> Short task: Output the material word for word. Leave each picture out.
----- Available data -----
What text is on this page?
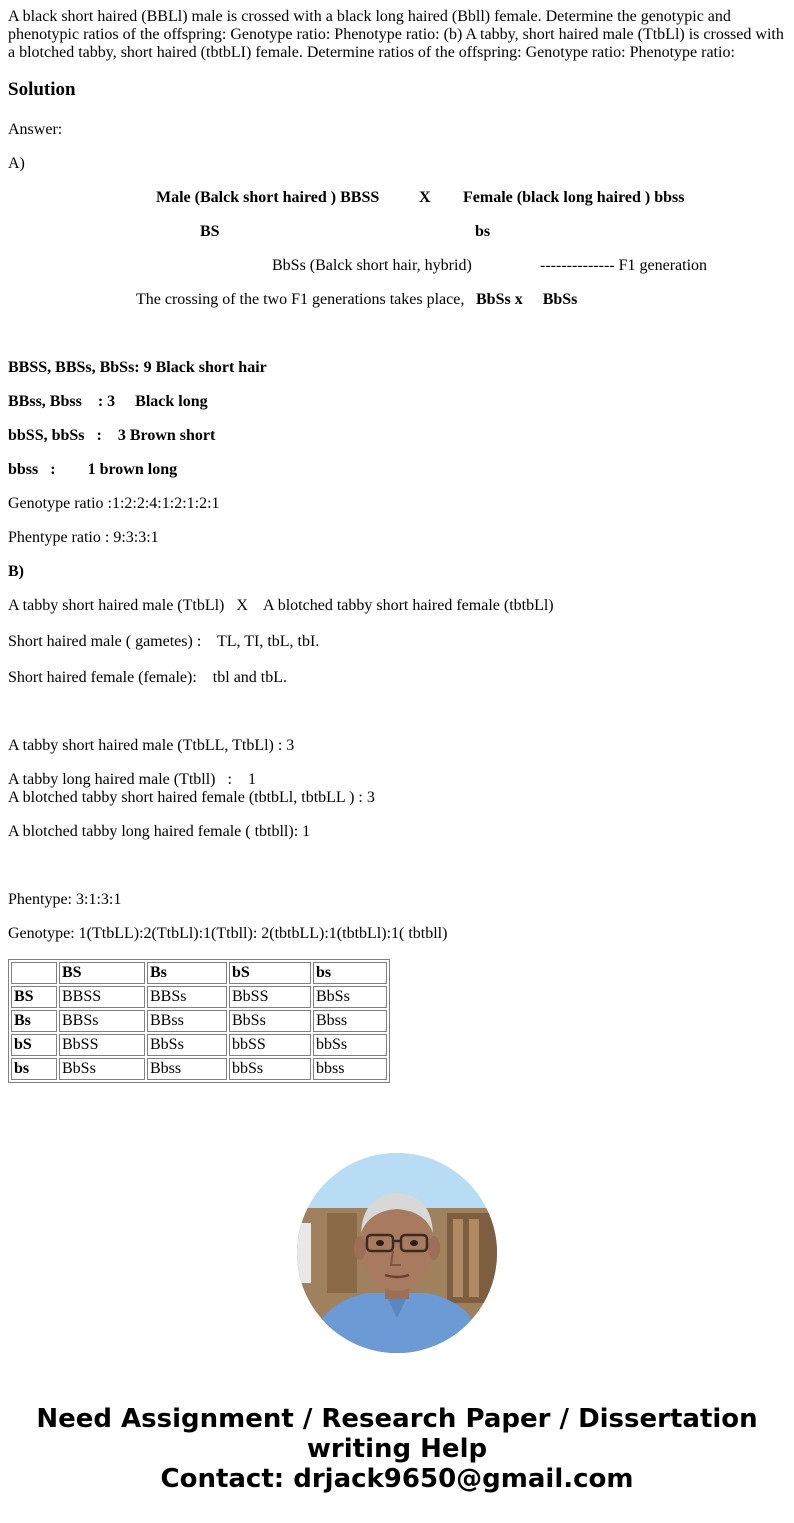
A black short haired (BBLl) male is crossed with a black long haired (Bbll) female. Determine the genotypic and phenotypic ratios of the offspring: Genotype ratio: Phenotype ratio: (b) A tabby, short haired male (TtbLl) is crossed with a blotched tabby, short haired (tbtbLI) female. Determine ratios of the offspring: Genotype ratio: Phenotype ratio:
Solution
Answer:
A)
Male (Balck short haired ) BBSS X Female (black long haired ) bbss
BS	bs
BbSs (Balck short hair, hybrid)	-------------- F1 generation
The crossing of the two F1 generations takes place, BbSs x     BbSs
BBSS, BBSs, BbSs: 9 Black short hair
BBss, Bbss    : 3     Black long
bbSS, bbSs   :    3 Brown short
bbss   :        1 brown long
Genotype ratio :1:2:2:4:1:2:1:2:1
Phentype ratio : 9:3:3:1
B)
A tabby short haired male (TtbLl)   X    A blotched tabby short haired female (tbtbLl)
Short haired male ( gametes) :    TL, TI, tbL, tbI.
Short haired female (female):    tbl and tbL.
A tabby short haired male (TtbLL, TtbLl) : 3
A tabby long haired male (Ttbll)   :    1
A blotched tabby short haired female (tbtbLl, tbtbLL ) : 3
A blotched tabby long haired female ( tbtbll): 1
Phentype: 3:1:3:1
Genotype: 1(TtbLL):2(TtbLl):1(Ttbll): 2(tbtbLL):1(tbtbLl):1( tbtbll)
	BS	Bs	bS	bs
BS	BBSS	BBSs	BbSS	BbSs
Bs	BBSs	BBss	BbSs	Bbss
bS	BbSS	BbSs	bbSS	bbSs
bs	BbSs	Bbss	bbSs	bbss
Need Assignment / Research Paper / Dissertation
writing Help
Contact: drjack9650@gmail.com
-----
> Answer to this exercise:
What text is on this page?
A black short haired (BBLl) male is crossed with a black long haired (Bbll) female. Determine the genotypic and phenotypic ratios of the offspring: Genotype ratio: Phenotype ratio: (b) A tabby, short haired male (TtbLl) is crossed with a blotched tabby, short haired (tbtbLI) female. Determine ratios of the offspring: Genotype ratio: Phenotype ratio:
Solution
Answer:
A)
Male (Balck short haired ) BBSS X Female (black long haired ) bbss
BS	bs
BbSs (Balck short hair, hybrid)	-------------- F1 generation
The crossing of the two F1 generations takes place, BbSs x     BbSs
BBSS, BBSs, BbSs: 9 Black short hair
BBss, Bbss    : 3     Black long
bbSS, bbSs   :    3 Brown short
bbss   :        1 brown long
Genotype ratio :1:2:2:4:1:2:1:2:1
Phentype ratio : 9:3:3:1
B)
A tabby short haired male (TtbLl)   X    A blotched tabby short haired female (tbtbLl)
Short haired male ( gametes) :    TL, TI, tbL, tbI.
Short haired female (female):    tbl and tbL.
A tabby short haired male (TtbLL, TtbLl) : 3
A tabby long haired male (Ttbll)   :    1
A blotched tabby short haired female (tbtbLl, tbtbLL ) : 3
A blotched tabby long haired female ( tbtbll): 1
Phentype: 3:1:3:1
Genotype: 1(TtbLL):2(TtbLl):1(Ttbll): 2(tbtbLL):1(tbtbLl):1( tbtbll)
	BS	Bs	bS	bs
BS	BBSS	BBSs	BbSS	BbSs
Bs	BBSs	BBss	BbSs	Bbss
bS	BbSS	BbSs	bbSS	bbSs
bs	BbSs	Bbss	bbSs	bbss
Need Assignment / Research Paper / Dissertation
writing Help
Contact: drjack9650@gmail.com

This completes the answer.